__Objective__.
Can you write out every line of the items below word for word, leaving the pictures out of your answer?

[Records for the exercise start]

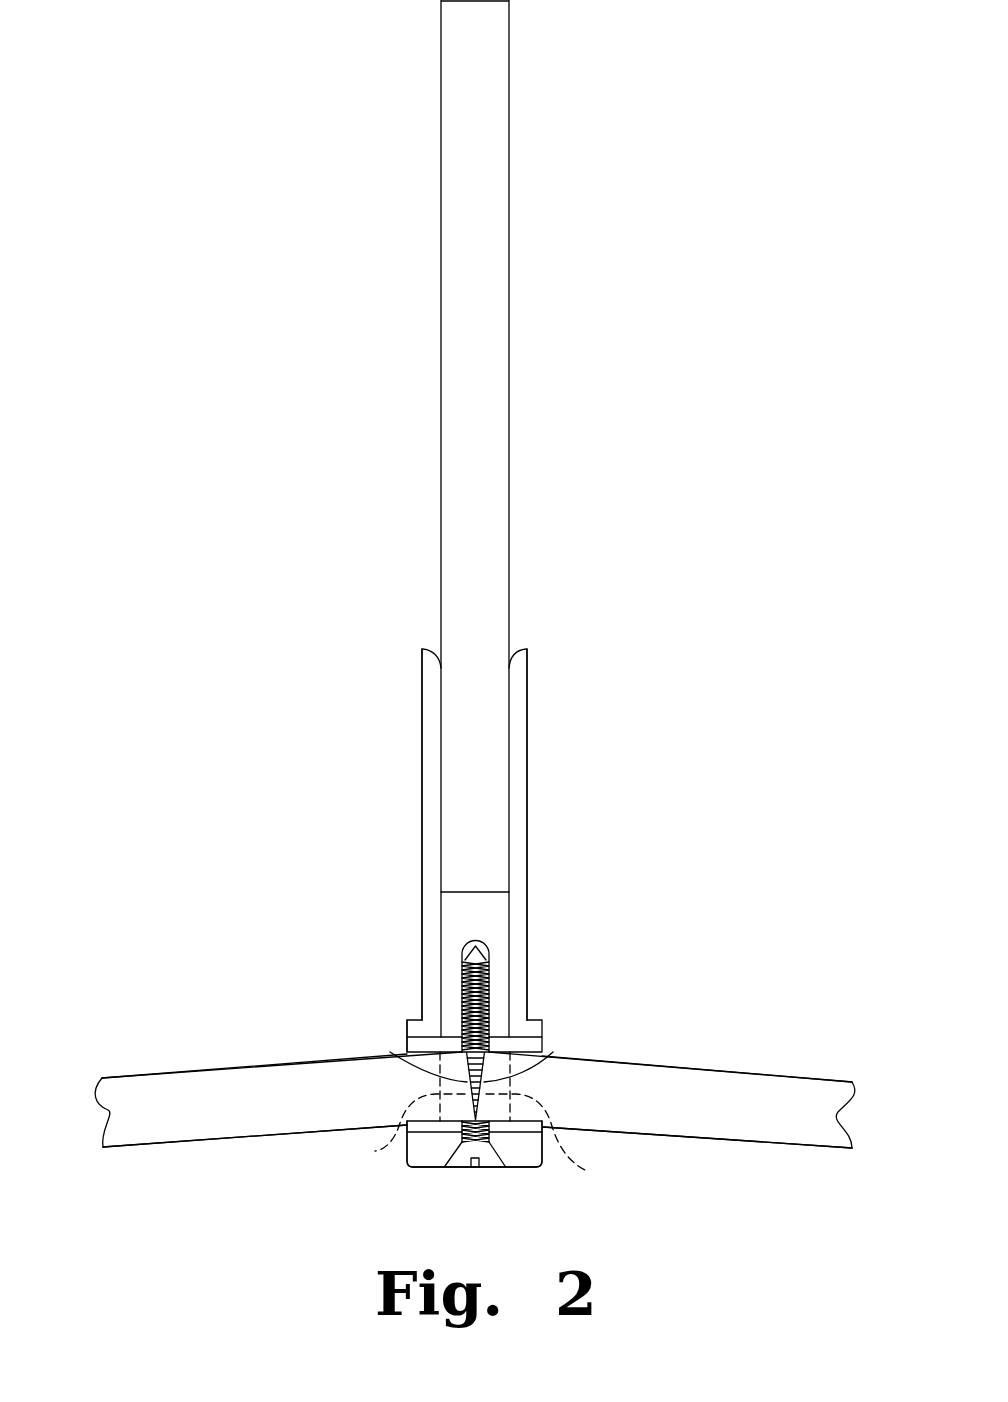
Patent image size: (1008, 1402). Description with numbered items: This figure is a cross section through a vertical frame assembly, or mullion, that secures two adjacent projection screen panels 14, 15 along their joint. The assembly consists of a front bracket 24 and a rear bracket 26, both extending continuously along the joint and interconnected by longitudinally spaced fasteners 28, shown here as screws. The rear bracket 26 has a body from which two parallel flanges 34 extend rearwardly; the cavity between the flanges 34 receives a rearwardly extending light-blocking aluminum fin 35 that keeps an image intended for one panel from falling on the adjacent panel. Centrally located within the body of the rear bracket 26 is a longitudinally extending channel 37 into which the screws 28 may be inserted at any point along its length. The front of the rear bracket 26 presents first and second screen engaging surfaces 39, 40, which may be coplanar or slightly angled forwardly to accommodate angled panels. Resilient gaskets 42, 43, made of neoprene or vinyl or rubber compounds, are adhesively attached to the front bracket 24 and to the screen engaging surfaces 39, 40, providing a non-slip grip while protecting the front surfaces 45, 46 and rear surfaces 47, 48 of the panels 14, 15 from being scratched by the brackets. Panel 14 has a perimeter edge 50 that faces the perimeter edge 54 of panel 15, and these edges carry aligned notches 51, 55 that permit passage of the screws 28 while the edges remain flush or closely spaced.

The screen panel 14 is at (122, 1112).
The screen panel 15 is at (838, 1114).
The front bracket 24 is at (398, 1172).
The rear bracket 26 is at (400, 862).
The fastener 28 is at (488, 1168).
The flange 34 is at (422, 703).
The fin 35 is at (457, 180).
The channel 37 is at (478, 940).
The first screen engaging surface 39 is at (443, 1035).
The second screen engaging surface 40 is at (506, 1035).
The resilient gasket 42 is at (407, 1047).
The resilient gasket 43 is at (543, 1128).
The front surface 45 is at (233, 1137).
The front surface 46 is at (717, 1140).
The rear surface 47 is at (177, 1066).
The rear surface 48 is at (773, 1072).
The perimeter edge 50 is at (390, 1052).
The notch 51 is at (375, 1151).
The perimeter edge 54 is at (553, 1052).
The notch 55 is at (585, 1170).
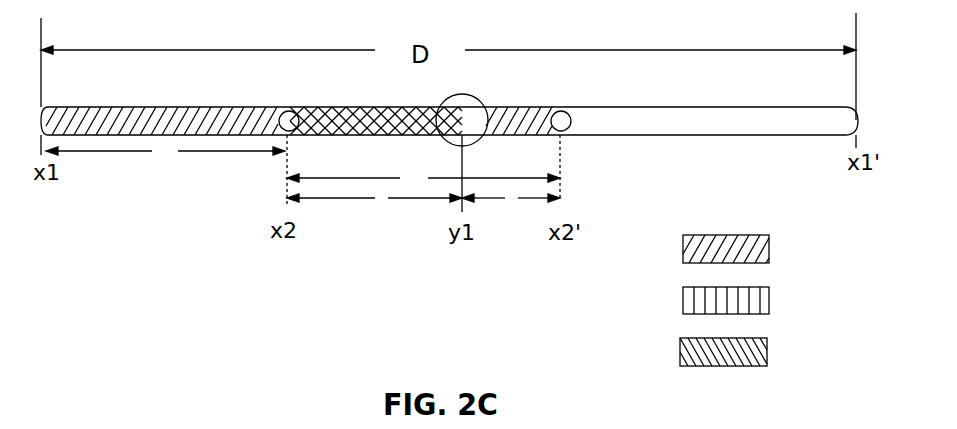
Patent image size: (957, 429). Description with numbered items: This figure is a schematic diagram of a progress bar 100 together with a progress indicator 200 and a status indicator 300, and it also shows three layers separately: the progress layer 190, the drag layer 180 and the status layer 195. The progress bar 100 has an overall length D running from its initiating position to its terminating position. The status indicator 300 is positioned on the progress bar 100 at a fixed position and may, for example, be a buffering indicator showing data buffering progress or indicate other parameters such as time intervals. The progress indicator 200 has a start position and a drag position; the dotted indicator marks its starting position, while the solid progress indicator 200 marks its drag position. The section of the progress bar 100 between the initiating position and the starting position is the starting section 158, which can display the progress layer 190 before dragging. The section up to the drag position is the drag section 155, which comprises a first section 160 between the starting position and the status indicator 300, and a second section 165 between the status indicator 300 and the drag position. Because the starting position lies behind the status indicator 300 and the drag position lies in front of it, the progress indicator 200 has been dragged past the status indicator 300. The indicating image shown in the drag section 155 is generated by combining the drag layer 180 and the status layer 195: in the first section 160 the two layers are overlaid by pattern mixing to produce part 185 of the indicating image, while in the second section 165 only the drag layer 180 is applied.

[Records for the exercise end]

__Task solution__.
Patent image size: (1008, 1402). Description with numbered items: This figure is a cross section through a vertical frame assembly, or mullion, that secures two adjacent projection screen panels 14, 15 along their joint. The assembly consists of a front bracket 24 and a rear bracket 26, both extending continuously along the joint and interconnected by longitudinally spaced fasteners 28, shown here as screws. The rear bracket 26 has a body from which two parallel flanges 34 extend rearwardly; the cavity between the flanges 34 receives a rearwardly extending light-blocking aluminum fin 35 that keeps an image intended for one panel from falling on the adjacent panel. Centrally located within the body of the rear bracket 26 is a longitudinally extending channel 37 into which the screws 28 may be inserted at any point along its length. The front of the rear bracket 26 presents first and second screen engaging surfaces 39, 40, which may be coplanar or slightly angled forwardly to accommodate angled panels. Resilient gaskets 42, 43, made of neoprene or vinyl or rubber compounds, are adhesively attached to the front bracket 24 and to the screen engaging surfaces 39, 40, providing a non-slip grip while protecting the front surfaces 45, 46 and rear surfaces 47, 48 of the panels 14, 15 from being scratched by the brackets. Panel 14 has a perimeter edge 50 that faces the perimeter edge 54 of panel 15, and these edges carry aligned notches 51, 55 that permit passage of the screws 28 while the edges remain flush or closely spaced.

The screen panel 14 is at (122, 1112).
The screen panel 15 is at (838, 1114).
The front bracket 24 is at (398, 1172).
The rear bracket 26 is at (400, 862).
The fastener 28 is at (488, 1168).
The flange 34 is at (422, 703).
The fin 35 is at (457, 180).
The channel 37 is at (478, 940).
The first screen engaging surface 39 is at (443, 1035).
The second screen engaging surface 40 is at (506, 1035).
The resilient gasket 42 is at (407, 1047).
The resilient gasket 43 is at (543, 1128).
The front surface 45 is at (233, 1137).
The front surface 46 is at (717, 1140).
The rear surface 47 is at (177, 1066).
The rear surface 48 is at (773, 1072).
The perimeter edge 50 is at (390, 1052).
The notch 51 is at (375, 1151).
The perimeter edge 54 is at (553, 1052).
The notch 55 is at (585, 1170).
Patent image size: (957, 429). Description with numbered items: This figure is a schematic diagram of a progress bar 100 together with a progress indicator 200 and a status indicator 300, and it also shows three layers separately: the progress layer 190, the drag layer 180 and the status layer 195. The progress bar 100 has an overall length D running from its initiating position to its terminating position. The status indicator 300 is positioned on the progress bar 100 at a fixed position and may, for example, be a buffering indicator showing data buffering progress or indicate other parameters such as time intervals. The progress indicator 200 has a start position and a drag position; the dotted indicator marks its starting position, while the solid progress indicator 200 marks its drag position. The section of the progress bar 100 between the initiating position and the starting position is the starting section 158, which can display the progress layer 190 before dragging. The section up to the drag position is the drag section 155, which comprises a first section 160 between the starting position and the status indicator 300, and a second section 165 between the status indicator 300 and the drag position. Because the starting position lies behind the status indicator 300 and the drag position lies in front of it, the progress indicator 200 has been dragged past the status indicator 300. The indicating image shown in the drag section 155 is generated by combining the drag layer 180 and the status layer 195: in the first section 160 the two layers are overlaid by pattern mixing to produce part 185 of the indicating image, while in the second section 165 only the drag layer 180 is applied.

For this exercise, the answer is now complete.